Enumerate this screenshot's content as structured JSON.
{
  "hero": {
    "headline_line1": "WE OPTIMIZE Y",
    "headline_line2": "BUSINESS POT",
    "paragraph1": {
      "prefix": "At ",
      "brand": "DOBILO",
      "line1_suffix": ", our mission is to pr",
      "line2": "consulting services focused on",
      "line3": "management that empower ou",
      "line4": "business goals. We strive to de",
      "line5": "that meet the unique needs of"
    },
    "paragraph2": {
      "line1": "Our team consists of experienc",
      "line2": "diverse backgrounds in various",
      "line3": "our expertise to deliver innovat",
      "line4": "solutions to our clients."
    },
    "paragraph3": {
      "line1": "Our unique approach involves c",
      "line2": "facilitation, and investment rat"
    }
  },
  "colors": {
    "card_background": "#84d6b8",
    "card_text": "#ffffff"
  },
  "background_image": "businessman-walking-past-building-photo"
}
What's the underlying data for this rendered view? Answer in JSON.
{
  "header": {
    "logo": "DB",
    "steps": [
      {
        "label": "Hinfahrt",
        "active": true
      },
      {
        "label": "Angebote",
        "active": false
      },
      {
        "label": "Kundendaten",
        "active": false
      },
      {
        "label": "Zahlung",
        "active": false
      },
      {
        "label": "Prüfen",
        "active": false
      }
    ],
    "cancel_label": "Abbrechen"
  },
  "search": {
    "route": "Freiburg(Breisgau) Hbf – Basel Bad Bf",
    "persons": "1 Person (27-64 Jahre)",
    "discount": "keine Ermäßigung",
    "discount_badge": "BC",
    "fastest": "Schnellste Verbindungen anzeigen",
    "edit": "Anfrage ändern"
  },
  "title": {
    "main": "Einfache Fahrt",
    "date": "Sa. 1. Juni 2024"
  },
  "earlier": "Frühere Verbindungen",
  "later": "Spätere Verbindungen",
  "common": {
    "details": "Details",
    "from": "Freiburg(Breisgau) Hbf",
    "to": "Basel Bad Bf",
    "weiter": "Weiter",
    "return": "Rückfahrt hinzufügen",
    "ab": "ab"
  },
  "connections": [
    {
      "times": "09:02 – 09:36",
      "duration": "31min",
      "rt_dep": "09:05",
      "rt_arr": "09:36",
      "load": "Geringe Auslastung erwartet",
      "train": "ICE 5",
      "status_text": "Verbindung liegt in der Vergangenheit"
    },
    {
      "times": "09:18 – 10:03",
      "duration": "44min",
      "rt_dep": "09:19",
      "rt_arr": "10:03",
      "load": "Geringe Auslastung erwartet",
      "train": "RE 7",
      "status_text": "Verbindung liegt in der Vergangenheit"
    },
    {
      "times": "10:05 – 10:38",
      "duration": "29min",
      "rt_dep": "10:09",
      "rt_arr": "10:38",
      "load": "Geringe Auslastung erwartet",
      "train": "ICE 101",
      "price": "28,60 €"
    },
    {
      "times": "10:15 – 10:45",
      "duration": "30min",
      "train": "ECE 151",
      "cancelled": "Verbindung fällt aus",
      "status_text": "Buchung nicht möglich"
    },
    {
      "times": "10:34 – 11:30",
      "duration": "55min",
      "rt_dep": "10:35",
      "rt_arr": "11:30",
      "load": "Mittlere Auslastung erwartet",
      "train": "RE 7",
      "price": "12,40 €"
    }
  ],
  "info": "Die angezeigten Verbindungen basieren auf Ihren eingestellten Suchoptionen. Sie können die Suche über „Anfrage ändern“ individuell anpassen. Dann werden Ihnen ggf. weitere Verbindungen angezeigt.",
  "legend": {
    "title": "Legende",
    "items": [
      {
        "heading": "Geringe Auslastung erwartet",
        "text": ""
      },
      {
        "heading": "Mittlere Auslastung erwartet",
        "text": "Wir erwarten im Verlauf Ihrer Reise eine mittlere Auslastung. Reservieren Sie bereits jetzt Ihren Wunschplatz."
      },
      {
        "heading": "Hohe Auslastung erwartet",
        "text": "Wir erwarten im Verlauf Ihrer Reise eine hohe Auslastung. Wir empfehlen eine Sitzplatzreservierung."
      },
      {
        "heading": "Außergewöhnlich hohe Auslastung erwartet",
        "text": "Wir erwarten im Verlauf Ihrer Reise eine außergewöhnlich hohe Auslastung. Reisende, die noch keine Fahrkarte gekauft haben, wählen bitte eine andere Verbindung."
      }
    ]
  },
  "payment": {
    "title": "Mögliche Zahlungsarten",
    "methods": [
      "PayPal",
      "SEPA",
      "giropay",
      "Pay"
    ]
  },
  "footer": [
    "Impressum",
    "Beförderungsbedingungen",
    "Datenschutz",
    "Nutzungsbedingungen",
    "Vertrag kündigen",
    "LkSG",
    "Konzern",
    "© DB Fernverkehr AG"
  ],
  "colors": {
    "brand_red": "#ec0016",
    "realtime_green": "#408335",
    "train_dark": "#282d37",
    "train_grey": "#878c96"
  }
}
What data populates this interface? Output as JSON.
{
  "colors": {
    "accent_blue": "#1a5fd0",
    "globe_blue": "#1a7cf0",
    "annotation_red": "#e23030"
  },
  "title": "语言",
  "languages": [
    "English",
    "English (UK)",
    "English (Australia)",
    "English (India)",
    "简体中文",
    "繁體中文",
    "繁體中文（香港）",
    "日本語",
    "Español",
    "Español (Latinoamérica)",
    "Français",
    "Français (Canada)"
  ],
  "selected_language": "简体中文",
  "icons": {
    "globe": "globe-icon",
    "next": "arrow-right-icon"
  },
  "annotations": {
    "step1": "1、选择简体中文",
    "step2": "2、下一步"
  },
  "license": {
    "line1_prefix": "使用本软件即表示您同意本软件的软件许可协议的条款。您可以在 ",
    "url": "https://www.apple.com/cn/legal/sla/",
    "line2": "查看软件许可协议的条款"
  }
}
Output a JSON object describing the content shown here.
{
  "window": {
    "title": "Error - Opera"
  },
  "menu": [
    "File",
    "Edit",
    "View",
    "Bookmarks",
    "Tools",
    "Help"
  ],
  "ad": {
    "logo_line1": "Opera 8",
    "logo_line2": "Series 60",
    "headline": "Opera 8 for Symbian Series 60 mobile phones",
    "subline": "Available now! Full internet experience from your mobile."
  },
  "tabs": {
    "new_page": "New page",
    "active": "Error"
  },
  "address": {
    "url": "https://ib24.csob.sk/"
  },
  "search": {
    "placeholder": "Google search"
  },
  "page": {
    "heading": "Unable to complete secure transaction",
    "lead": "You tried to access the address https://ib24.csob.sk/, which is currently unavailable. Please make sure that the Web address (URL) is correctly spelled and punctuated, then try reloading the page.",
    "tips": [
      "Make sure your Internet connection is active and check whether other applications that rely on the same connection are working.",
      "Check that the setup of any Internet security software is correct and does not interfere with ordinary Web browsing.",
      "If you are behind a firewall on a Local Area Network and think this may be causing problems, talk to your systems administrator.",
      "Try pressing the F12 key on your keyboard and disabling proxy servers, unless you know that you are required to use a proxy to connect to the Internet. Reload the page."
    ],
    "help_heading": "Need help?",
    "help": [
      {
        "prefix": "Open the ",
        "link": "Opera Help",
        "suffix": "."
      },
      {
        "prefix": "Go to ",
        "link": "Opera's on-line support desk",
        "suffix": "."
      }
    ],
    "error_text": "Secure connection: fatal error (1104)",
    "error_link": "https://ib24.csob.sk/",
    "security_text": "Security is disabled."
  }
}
+++++
Aim >> Copy out every line with the word "https".

Exercise result >>
    "url": "https://www.apple.com/cn/legal/sla/",
    "url": "https://ib24.csob.sk/"
    "lead": "You tried to access the address https://ib24.csob.sk/, which is currently unavailable. Please make sure that the Web address (URL) is correctly spelled and punctuated, then try reloading the page.",
    "error_link": "https://ib24.csob.sk/",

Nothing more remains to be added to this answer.